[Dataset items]
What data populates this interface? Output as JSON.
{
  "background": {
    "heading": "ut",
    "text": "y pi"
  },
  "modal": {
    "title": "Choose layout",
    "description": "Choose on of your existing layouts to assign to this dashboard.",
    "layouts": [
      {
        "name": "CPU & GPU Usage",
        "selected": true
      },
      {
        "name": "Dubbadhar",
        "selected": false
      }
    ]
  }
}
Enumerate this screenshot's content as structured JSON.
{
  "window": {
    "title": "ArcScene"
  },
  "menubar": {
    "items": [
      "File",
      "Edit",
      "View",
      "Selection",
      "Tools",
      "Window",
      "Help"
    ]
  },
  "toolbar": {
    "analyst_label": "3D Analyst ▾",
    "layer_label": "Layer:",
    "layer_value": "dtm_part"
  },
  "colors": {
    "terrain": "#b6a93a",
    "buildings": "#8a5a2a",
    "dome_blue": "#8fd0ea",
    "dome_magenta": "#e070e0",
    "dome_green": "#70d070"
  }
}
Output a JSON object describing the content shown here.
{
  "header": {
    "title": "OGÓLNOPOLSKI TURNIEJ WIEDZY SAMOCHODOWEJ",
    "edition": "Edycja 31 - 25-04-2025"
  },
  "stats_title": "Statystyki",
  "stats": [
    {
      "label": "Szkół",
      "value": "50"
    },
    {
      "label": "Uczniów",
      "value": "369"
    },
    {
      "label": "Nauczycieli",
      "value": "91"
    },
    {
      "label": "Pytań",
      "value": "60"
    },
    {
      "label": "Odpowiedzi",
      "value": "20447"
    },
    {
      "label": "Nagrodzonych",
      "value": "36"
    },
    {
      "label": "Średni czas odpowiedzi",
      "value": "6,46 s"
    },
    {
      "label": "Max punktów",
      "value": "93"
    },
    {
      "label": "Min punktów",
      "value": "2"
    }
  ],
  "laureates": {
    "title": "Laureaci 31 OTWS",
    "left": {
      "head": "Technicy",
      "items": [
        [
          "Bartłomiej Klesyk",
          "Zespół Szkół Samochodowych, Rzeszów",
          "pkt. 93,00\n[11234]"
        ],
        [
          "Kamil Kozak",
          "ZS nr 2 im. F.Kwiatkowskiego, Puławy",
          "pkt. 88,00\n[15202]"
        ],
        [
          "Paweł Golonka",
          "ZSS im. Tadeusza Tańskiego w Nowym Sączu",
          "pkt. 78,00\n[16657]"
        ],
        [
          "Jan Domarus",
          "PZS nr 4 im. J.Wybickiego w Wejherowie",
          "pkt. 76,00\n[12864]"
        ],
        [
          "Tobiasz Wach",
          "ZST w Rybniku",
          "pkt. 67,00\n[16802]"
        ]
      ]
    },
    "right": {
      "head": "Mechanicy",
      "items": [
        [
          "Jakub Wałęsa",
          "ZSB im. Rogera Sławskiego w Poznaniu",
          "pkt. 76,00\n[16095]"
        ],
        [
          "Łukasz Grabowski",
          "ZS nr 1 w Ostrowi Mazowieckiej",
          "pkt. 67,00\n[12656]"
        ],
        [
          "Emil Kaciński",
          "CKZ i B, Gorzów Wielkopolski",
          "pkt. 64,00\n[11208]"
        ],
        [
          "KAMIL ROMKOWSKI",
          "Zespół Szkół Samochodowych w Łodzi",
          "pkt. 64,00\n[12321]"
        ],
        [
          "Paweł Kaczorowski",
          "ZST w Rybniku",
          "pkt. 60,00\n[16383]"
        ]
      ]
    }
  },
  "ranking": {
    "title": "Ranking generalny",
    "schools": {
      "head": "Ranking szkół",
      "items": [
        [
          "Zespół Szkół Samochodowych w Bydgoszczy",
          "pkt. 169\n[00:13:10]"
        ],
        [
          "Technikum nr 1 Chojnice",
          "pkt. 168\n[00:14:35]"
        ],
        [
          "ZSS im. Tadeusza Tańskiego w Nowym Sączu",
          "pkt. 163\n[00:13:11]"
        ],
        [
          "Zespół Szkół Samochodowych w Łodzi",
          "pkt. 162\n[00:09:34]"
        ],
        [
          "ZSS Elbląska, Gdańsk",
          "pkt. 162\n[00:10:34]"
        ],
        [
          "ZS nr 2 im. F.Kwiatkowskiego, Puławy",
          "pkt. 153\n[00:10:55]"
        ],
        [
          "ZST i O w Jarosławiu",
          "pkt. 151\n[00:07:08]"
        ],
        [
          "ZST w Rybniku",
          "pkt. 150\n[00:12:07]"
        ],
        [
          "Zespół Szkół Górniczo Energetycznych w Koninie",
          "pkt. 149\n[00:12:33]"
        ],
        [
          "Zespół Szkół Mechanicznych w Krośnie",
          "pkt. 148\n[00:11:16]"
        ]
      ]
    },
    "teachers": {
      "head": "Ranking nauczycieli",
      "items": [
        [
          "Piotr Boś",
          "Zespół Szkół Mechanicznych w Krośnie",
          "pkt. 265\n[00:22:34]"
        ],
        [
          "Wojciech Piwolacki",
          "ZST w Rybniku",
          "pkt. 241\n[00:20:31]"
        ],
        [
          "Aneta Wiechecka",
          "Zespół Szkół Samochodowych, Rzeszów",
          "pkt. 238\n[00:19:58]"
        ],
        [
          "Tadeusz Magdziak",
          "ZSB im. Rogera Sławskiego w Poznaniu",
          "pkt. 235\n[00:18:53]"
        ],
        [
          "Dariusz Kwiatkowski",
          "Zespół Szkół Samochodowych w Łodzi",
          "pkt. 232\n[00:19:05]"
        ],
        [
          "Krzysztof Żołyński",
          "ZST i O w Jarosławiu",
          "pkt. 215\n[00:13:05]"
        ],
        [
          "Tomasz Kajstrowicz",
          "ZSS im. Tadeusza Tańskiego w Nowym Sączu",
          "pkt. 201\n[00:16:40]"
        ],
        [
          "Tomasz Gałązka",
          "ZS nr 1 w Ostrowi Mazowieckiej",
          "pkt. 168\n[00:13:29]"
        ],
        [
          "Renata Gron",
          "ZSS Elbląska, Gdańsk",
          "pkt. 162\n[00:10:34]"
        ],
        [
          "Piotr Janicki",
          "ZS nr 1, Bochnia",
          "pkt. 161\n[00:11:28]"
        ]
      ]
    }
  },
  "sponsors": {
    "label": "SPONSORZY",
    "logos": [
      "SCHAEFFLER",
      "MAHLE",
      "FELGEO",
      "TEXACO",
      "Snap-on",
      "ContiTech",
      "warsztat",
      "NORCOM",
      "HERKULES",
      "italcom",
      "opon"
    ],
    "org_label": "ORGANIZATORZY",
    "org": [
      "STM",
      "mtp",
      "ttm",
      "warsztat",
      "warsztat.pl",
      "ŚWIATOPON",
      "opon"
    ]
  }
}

- _Aim of the exercise_:
Using the data above, reproduce every line exactly.

- _Result for this task_:
What data populates this interface? Output as JSON.
{
  "background": {
    "heading": "ut",
    "text": "y pi"
  },
  "modal": {
    "title": "Choose layout",
    "description": "Choose on of your existing layouts to assign to this dashboard.",
    "layouts": [
      {
        "name": "CPU & GPU Usage",
        "selected": true
      },
      {
        "name": "Dubbadhar",
        "selected": false
      }
    ]
  }
}
Enumerate this screenshot's content as structured JSON.
{
  "window": {
    "title": "ArcScene"
  },
  "menubar": {
    "items": [
      "File",
      "Edit",
      "View",
      "Selection",
      "Tools",
      "Window",
      "Help"
    ]
  },
  "toolbar": {
    "analyst_label": "3D Analyst ▾",
    "layer_label": "Layer:",
    "layer_value": "dtm_part"
  },
  "colors": {
    "terrain": "#b6a93a",
    "buildings": "#8a5a2a",
    "dome_blue": "#8fd0ea",
    "dome_magenta": "#e070e0",
    "dome_green": "#70d070"
  }
}
Output a JSON object describing the content shown here.
{
  "header": {
    "title": "OGÓLNOPOLSKI TURNIEJ WIEDZY SAMOCHODOWEJ",
    "edition": "Edycja 31 - 25-04-2025"
  },
  "stats_title": "Statystyki",
  "stats": [
    {
      "label": "Szkół",
      "value": "50"
    },
    {
      "label": "Uczniów",
      "value": "369"
    },
    {
      "label": "Nauczycieli",
      "value": "91"
    },
    {
      "label": "Pytań",
      "value": "60"
    },
    {
      "label": "Odpowiedzi",
      "value": "20447"
    },
    {
      "label": "Nagrodzonych",
      "value": "36"
    },
    {
      "label": "Średni czas odpowiedzi",
      "value": "6,46 s"
    },
    {
      "label": "Max punktów",
      "value": "93"
    },
    {
      "label": "Min punktów",
      "value": "2"
    }
  ],
  "laureates": {
    "title": "Laureaci 31 OTWS",
    "left": {
      "head": "Technicy",
      "items": [
        [
          "Bartłomiej Klesyk",
          "Zespół Szkół Samochodowych, Rzeszów",
          "pkt. 93,00\n[11234]"
        ],
        [
          "Kamil Kozak",
          "ZS nr 2 im. F.Kwiatkowskiego, Puławy",
          "pkt. 88,00\n[15202]"
        ],
        [
          "Paweł Golonka",
          "ZSS im. Tadeusza Tańskiego w Nowym Sączu",
          "pkt. 78,00\n[16657]"
        ],
        [
          "Jan Domarus",
          "PZS nr 4 im. J.Wybickiego w Wejherowie",
          "pkt. 76,00\n[12864]"
        ],
        [
          "Tobiasz Wach",
          "ZST w Rybniku",
          "pkt. 67,00\n[16802]"
        ]
      ]
    },
    "right": {
      "head": "Mechanicy",
      "items": [
        [
          "Jakub Wałęsa",
          "ZSB im. Rogera Sławskiego w Poznaniu",
          "pkt. 76,00\n[16095]"
        ],
        [
          "Łukasz Grabowski",
          "ZS nr 1 w Ostrowi Mazowieckiej",
          "pkt. 67,00\n[12656]"
        ],
        [
          "Emil Kaciński",
          "CKZ i B, Gorzów Wielkopolski",
          "pkt. 64,00\n[11208]"
        ],
        [
          "KAMIL ROMKOWSKI",
          "Zespół Szkół Samochodowych w Łodzi",
          "pkt. 64,00\n[12321]"
        ],
        [
          "Paweł Kaczorowski",
          "ZST w Rybniku",
          "pkt. 60,00\n[16383]"
        ]
      ]
    }
  },
  "ranking": {
    "title": "Ranking generalny",
    "schools": {
      "head": "Ranking szkół",
      "items": [
        [
          "Zespół Szkół Samochodowych w Bydgoszczy",
          "pkt. 169\n[00:13:10]"
        ],
        [
          "Technikum nr 1 Chojnice",
          "pkt. 168\n[00:14:35]"
        ],
        [
          "ZSS im. Tadeusza Tańskiego w Nowym Sączu",
          "pkt. 163\n[00:13:11]"
        ],
        [
          "Zespół Szkół Samochodowych w Łodzi",
          "pkt. 162\n[00:09:34]"
        ],
        [
          "ZSS Elbląska, Gdańsk",
          "pkt. 162\n[00:10:34]"
        ],
        [
          "ZS nr 2 im. F.Kwiatkowskiego, Puławy",
          "pkt. 153\n[00:10:55]"
        ],
        [
          "ZST i O w Jarosławiu",
          "pkt. 151\n[00:07:08]"
        ],
        [
          "ZST w Rybniku",
          "pkt. 150\n[00:12:07]"
        ],
        [
          "Zespół Szkół Górniczo Energetycznych w Koninie",
          "pkt. 149\n[00:12:33]"
        ],
        [
          "Zespół Szkół Mechanicznych w Krośnie",
          "pkt. 148\n[00:11:16]"
        ]
      ]
    },
    "teachers": {
      "head": "Ranking nauczycieli",
      "items": [
        [
          "Piotr Boś",
          "Zespół Szkół Mechanicznych w Krośnie",
          "pkt. 265\n[00:22:34]"
        ],
        [
          "Wojciech Piwolacki",
          "ZST w Rybniku",
          "pkt. 241\n[00:20:31]"
        ],
        [
          "Aneta Wiechecka",
          "Zespół Szkół Samochodowych, Rzeszów",
          "pkt. 238\n[00:19:58]"
        ],
        [
          "Tadeusz Magdziak",
          "ZSB im. Rogera Sławskiego w Poznaniu",
          "pkt. 235\n[00:18:53]"
        ],
        [
          "Dariusz Kwiatkowski",
          "Zespół Szkół Samochodowych w Łodzi",
          "pkt. 232\n[00:19:05]"
        ],
        [
          "Krzysztof Żołyński",
          "ZST i O w Jarosławiu",
          "pkt. 215\n[00:13:05]"
        ],
        [
          "Tomasz Kajstrowicz",
          "ZSS im. Tadeusza Tańskiego w Nowym Sączu",
          "pkt. 201\n[00:16:40]"
        ],
        [
          "Tomasz Gałązka",
          "ZS nr 1 w Ostrowi Mazowieckiej",
          "pkt. 168\n[00:13:29]"
        ],
        [
          "Renata Gron",
          "ZSS Elbląska, Gdańsk",
          "pkt. 162\n[00:10:34]"
        ],
        [
          "Piotr Janicki",
          "ZS nr 1, Bochnia",
          "pkt. 161\n[00:11:28]"
        ]
      ]
    }
  },
  "sponsors": {
    "label": "SPONSORZY",
    "logos": [
      "SCHAEFFLER",
      "MAHLE",
      "FELGEO",
      "TEXACO",
      "Snap-on",
      "ContiTech",
      "warsztat",
      "NORCOM",
      "HERKULES",
      "italcom",
      "opon"
    ],
    "org_label": "ORGANIZATORZY",
    "org": [
      "STM",
      "mtp",
      "ttm",
      "warsztat",
      "warsztat.pl",
      "ŚWIATOPON",
      "opon"
    ]
  }
}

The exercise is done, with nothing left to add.